╭─ Extracted material

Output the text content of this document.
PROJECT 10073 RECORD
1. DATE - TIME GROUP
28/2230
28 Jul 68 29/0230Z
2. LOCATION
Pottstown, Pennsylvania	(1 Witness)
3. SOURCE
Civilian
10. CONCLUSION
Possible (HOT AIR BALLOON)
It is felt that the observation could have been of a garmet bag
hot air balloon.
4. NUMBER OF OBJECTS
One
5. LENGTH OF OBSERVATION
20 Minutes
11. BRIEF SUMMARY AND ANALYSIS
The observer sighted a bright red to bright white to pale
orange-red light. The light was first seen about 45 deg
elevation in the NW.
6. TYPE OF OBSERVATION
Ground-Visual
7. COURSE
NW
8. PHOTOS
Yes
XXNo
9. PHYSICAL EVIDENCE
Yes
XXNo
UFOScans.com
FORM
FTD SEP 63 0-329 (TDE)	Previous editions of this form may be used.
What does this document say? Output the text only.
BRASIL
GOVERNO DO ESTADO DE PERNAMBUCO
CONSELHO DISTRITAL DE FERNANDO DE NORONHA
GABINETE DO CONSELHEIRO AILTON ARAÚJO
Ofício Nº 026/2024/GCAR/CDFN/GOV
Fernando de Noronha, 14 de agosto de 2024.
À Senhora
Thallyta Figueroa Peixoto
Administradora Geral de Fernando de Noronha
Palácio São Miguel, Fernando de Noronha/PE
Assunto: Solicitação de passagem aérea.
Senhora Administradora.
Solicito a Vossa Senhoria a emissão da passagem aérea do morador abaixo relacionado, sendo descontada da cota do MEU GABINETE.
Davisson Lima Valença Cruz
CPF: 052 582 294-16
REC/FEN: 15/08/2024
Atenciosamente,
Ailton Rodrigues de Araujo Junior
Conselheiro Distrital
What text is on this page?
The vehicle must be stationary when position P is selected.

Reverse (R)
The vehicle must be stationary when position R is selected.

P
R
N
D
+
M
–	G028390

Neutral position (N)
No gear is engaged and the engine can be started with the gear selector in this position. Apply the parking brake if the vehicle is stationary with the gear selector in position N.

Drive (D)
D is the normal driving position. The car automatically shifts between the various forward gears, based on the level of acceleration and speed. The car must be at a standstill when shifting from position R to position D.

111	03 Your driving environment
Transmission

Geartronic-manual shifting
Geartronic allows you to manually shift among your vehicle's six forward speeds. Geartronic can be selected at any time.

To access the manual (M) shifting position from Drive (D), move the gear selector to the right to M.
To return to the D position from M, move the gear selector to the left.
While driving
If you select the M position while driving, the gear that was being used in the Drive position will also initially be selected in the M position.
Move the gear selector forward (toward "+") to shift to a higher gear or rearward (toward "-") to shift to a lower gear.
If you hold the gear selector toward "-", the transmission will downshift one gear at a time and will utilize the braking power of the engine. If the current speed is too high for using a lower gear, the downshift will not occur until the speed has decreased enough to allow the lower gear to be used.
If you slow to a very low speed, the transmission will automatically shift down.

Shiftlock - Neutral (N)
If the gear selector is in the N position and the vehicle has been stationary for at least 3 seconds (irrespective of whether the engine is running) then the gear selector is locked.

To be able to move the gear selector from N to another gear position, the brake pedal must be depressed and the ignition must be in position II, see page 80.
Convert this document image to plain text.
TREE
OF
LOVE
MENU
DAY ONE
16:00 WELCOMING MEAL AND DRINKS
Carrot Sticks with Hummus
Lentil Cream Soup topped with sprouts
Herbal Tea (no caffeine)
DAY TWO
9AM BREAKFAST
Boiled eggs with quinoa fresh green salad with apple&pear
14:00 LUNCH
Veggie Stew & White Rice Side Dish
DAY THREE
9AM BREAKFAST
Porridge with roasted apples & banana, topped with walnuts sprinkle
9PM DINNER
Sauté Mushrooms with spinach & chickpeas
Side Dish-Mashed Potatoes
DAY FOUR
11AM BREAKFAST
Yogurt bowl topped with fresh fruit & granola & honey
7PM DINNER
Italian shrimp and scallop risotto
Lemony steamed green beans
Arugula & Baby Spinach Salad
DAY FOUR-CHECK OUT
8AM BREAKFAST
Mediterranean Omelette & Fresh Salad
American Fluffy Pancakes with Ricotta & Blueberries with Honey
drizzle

╰─

• _Task objective_
Provide only the number of lines in the entries that hold the word "will".

• _Answer for the task_
3